◆ **Work required**: Extract all lines in the data that contain the word "Vega".

◆ **Records provided**:
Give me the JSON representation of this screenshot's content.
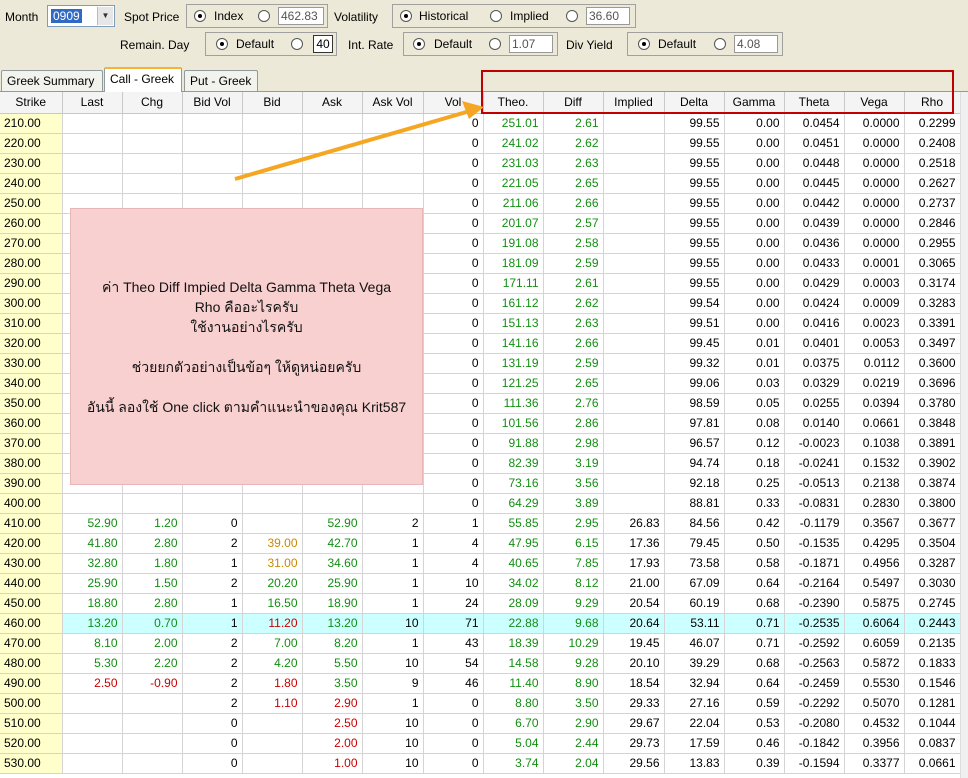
{
  "toolbar": {
    "month_label": "Month",
    "month_value": "0909",
    "spot_price_label": "Spot Price",
    "index_label": "Index",
    "index_value": "462.83",
    "volatility_label": "Volatility",
    "historical_label": "Historical",
    "implied_label": "Implied",
    "vol_value": "36.60",
    "remain_day_label": "Remain. Day",
    "remain_default_label": "Default",
    "remain_value": "40",
    "int_rate_label": "Int. Rate",
    "int_default_label": "Default",
    "int_value": "1.07",
    "div_yield_label": "Div Yield",
    "div_default_label": "Default",
    "div_value": "4.08"
  },
  "tabs": [
    {
      "label": "Greek Summary"
    },
    {
      "label": "Call - Greek"
    },
    {
      "label": "Put - Greek"
    }
  ],
  "table": {
    "columns": [
      "Strike",
      "Last",
      "Chg",
      "Bid Vol",
      "Bid",
      "Ask",
      "Ask Vol",
      "Vol",
      "Theo.",
      "Diff",
      "Implied",
      "Delta",
      "Gamma",
      "Theta",
      "Vega",
      "Rho"
    ],
    "rows": [
      [
        "210.00",
        "",
        "",
        "",
        "",
        "",
        "",
        "0",
        "251.01",
        "2.61",
        "",
        "99.55",
        "0.00",
        "0.0454",
        "0.0000",
        "0.2299"
      ],
      [
        "220.00",
        "",
        "",
        "",
        "",
        "",
        "",
        "0",
        "241.02",
        "2.62",
        "",
        "99.55",
        "0.00",
        "0.0451",
        "0.0000",
        "0.2408"
      ],
      [
        "230.00",
        "",
        "",
        "",
        "",
        "",
        "",
        "0",
        "231.03",
        "2.63",
        "",
        "99.55",
        "0.00",
        "0.0448",
        "0.0000",
        "0.2518"
      ],
      [
        "240.00",
        "",
        "",
        "",
        "",
        "",
        "",
        "0",
        "221.05",
        "2.65",
        "",
        "99.55",
        "0.00",
        "0.0445",
        "0.0000",
        "0.2627"
      ],
      [
        "250.00",
        "",
        "",
        "",
        "",
        "",
        "",
        "0",
        "211.06",
        "2.66",
        "",
        "99.55",
        "0.00",
        "0.0442",
        "0.0000",
        "0.2737"
      ],
      [
        "260.00",
        "",
        "",
        "",
        "",
        "",
        "",
        "0",
        "201.07",
        "2.57",
        "",
        "99.55",
        "0.00",
        "0.0439",
        "0.0000",
        "0.2846"
      ],
      [
        "270.00",
        "",
        "",
        "",
        "",
        "",
        "",
        "0",
        "191.08",
        "2.58",
        "",
        "99.55",
        "0.00",
        "0.0436",
        "0.0000",
        "0.2955"
      ],
      [
        "280.00",
        "",
        "",
        "",
        "",
        "",
        "",
        "0",
        "181.09",
        "2.59",
        "",
        "99.55",
        "0.00",
        "0.0433",
        "0.0001",
        "0.3065"
      ],
      [
        "290.00",
        "",
        "",
        "",
        "",
        "",
        "",
        "0",
        "171.11",
        "2.61",
        "",
        "99.55",
        "0.00",
        "0.0429",
        "0.0003",
        "0.3174"
      ],
      [
        "300.00",
        "",
        "",
        "",
        "",
        "",
        "",
        "0",
        "161.12",
        "2.62",
        "",
        "99.54",
        "0.00",
        "0.0424",
        "0.0009",
        "0.3283"
      ],
      [
        "310.00",
        "",
        "",
        "",
        "",
        "",
        "",
        "0",
        "151.13",
        "2.63",
        "",
        "99.51",
        "0.00",
        "0.0416",
        "0.0023",
        "0.3391"
      ],
      [
        "320.00",
        "",
        "",
        "",
        "",
        "",
        "",
        "0",
        "141.16",
        "2.66",
        "",
        "99.45",
        "0.01",
        "0.0401",
        "0.0053",
        "0.3497"
      ],
      [
        "330.00",
        "",
        "",
        "",
        "",
        "",
        "",
        "0",
        "131.19",
        "2.59",
        "",
        "99.32",
        "0.01",
        "0.0375",
        "0.0112",
        "0.3600"
      ],
      [
        "340.00",
        "",
        "",
        "",
        "",
        "",
        "",
        "0",
        "121.25",
        "2.65",
        "",
        "99.06",
        "0.03",
        "0.0329",
        "0.0219",
        "0.3696"
      ],
      [
        "350.00",
        "",
        "",
        "",
        "",
        "",
        "",
        "0",
        "111.36",
        "2.76",
        "",
        "98.59",
        "0.05",
        "0.0255",
        "0.0394",
        "0.3780"
      ],
      [
        "360.00",
        "",
        "",
        "",
        "",
        "",
        "",
        "0",
        "101.56",
        "2.86",
        "",
        "97.81",
        "0.08",
        "0.0140",
        "0.0661",
        "0.3848"
      ],
      [
        "370.00",
        "",
        "",
        "",
        "",
        "",
        "",
        "0",
        "91.88",
        "2.98",
        "",
        "96.57",
        "0.12",
        "-0.0023",
        "0.1038",
        "0.3891"
      ],
      [
        "380.00",
        "",
        "",
        "",
        "",
        "",
        "",
        "0",
        "82.39",
        "3.19",
        "",
        "94.74",
        "0.18",
        "-0.0241",
        "0.1532",
        "0.3902"
      ],
      [
        "390.00",
        "",
        "",
        "",
        "",
        "",
        "",
        "0",
        "73.16",
        "3.56",
        "",
        "92.18",
        "0.25",
        "-0.0513",
        "0.2138",
        "0.3874"
      ],
      [
        "400.00",
        "",
        "",
        "",
        "",
        "",
        "",
        "0",
        "64.29",
        "3.89",
        "",
        "88.81",
        "0.33",
        "-0.0831",
        "0.2830",
        "0.3800"
      ],
      [
        "410.00",
        "52.90",
        "1.20",
        "0",
        "",
        "52.90",
        "2",
        "1",
        "55.85",
        "2.95",
        "26.83",
        "84.56",
        "0.42",
        "-0.1179",
        "0.3567",
        "0.3677"
      ],
      [
        "420.00",
        "41.80",
        "2.80",
        "2",
        "39.00",
        "42.70",
        "1",
        "4",
        "47.95",
        "6.15",
        "17.36",
        "79.45",
        "0.50",
        "-0.1535",
        "0.4295",
        "0.3504"
      ],
      [
        "430.00",
        "32.80",
        "1.80",
        "1",
        "31.00",
        "34.60",
        "1",
        "4",
        "40.65",
        "7.85",
        "17.93",
        "73.58",
        "0.58",
        "-0.1871",
        "0.4956",
        "0.3287"
      ],
      [
        "440.00",
        "25.90",
        "1.50",
        "2",
        "20.20",
        "25.90",
        "1",
        "10",
        "34.02",
        "8.12",
        "21.00",
        "67.09",
        "0.64",
        "-0.2164",
        "0.5497",
        "0.3030"
      ],
      [
        "450.00",
        "18.80",
        "2.80",
        "1",
        "16.50",
        "18.90",
        "1",
        "24",
        "28.09",
        "9.29",
        "20.54",
        "60.19",
        "0.68",
        "-0.2390",
        "0.5875",
        "0.2745"
      ],
      [
        "460.00",
        "13.20",
        "0.70",
        "1",
        "11.20",
        "13.20",
        "10",
        "71",
        "22.88",
        "9.68",
        "20.64",
        "53.11",
        "0.71",
        "-0.2535",
        "0.6064",
        "0.2443"
      ],
      [
        "470.00",
        "8.10",
        "2.00",
        "2",
        "7.00",
        "8.20",
        "1",
        "43",
        "18.39",
        "10.29",
        "19.45",
        "46.07",
        "0.71",
        "-0.2592",
        "0.6059",
        "0.2135"
      ],
      [
        "480.00",
        "5.30",
        "2.20",
        "2",
        "4.20",
        "5.50",
        "10",
        "54",
        "14.58",
        "9.28",
        "20.10",
        "39.29",
        "0.68",
        "-0.2563",
        "0.5872",
        "0.1833"
      ],
      [
        "490.00",
        "2.50",
        "-0.90",
        "2",
        "1.80",
        "3.50",
        "9",
        "46",
        "11.40",
        "8.90",
        "18.54",
        "32.94",
        "0.64",
        "-0.2459",
        "0.5530",
        "0.1546"
      ],
      [
        "500.00",
        "",
        "",
        "2",
        "1.10",
        "2.90",
        "1",
        "0",
        "8.80",
        "3.50",
        "29.33",
        "27.16",
        "0.59",
        "-0.2292",
        "0.5070",
        "0.1281"
      ],
      [
        "510.00",
        "",
        "",
        "0",
        "",
        "2.50",
        "10",
        "0",
        "6.70",
        "2.90",
        "29.67",
        "22.04",
        "0.53",
        "-0.2080",
        "0.4532",
        "0.1044"
      ],
      [
        "520.00",
        "",
        "",
        "0",
        "",
        "2.00",
        "10",
        "0",
        "5.04",
        "2.44",
        "29.73",
        "17.59",
        "0.46",
        "-0.1842",
        "0.3956",
        "0.0837"
      ],
      [
        "530.00",
        "",
        "",
        "0",
        "",
        "1.00",
        "10",
        "0",
        "3.74",
        "2.04",
        "29.56",
        "13.83",
        "0.39",
        "-0.1594",
        "0.3377",
        "0.0661"
      ]
    ],
    "highlight_row": 25,
    "colors": {
      "up": "#128e12",
      "down": "#cc0000",
      "bid": "#cc8800",
      "strike_bg": "#ffffcc",
      "highlight_bg": "#ccffff"
    }
  },
  "note": {
    "lines": [
      "ค่า Theo Diff Impied Delta Gamma Theta Vega",
      "Rho คืออะไรครับ",
      "ใช้งานอย่างไรครับ",
      "",
      "ช่วยยกตัวอย่างเป็นข้อๆ  ให้ดูหน่อยครับ",
      "",
      "อันนี้ ลองใช้ One click ตามคำแนะนำของคุณ Krit587"
    ]
  }
}
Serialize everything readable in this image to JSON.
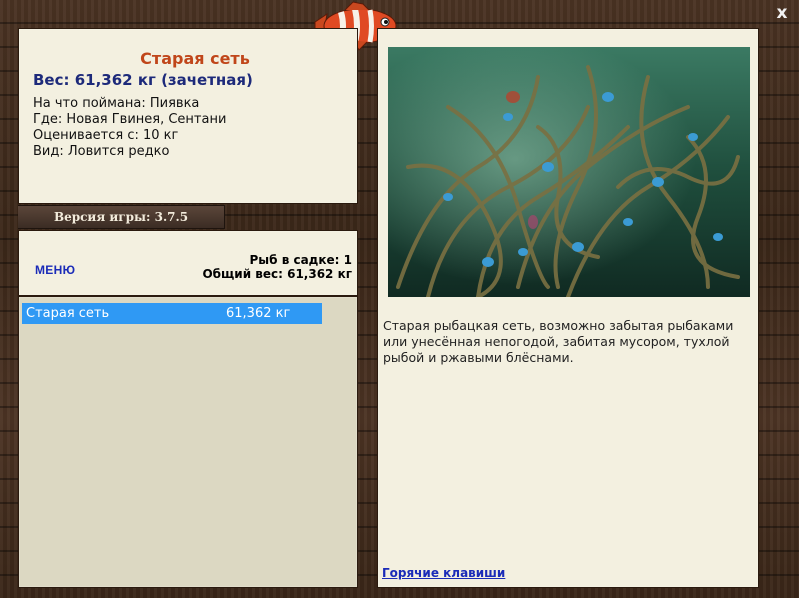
{
  "fish": {
    "name": "Старая сеть",
    "weight_line": "Вес: 61,362 кг (зачетная)",
    "caught_on": "На что поймана: Пиявка",
    "location": "Где: Новая Гвинея, Сентани",
    "rated_from": "Оценивается с: 10 кг",
    "rarity": "Вид: Ловится редко"
  },
  "version": "Версия игры: 3.7.5",
  "menu": {
    "label": "МЕНЮ"
  },
  "stats": {
    "fish_in_keepnet": "Рыб в садке: 1",
    "total_weight": "Общий вес: 61,362 кг"
  },
  "catch_list": [
    {
      "name": "Старая сеть",
      "weight": "61,362 кг"
    }
  ],
  "detail": {
    "description": "Старая рыбацкая сеть, возможно забытая рыбаками или унесённая непогодой, забитая мусором, тухлой рыбой и ржавыми блёснами.",
    "hotkeys_link": "Горячие клавиши"
  },
  "close_label": "x",
  "colors": {
    "fish_name": "#c0461a",
    "weight": "#1d2a7a",
    "selection": "#2f99f4",
    "link": "#1a2bb8",
    "panel": "#f3f0e0"
  },
  "icons": [
    "fish-logo-icon",
    "close-icon"
  ]
}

◆ **Response to this exercise**:
      "Vega",
      "ค่า Theo Diff Impied Delta Gamma Theta Vega",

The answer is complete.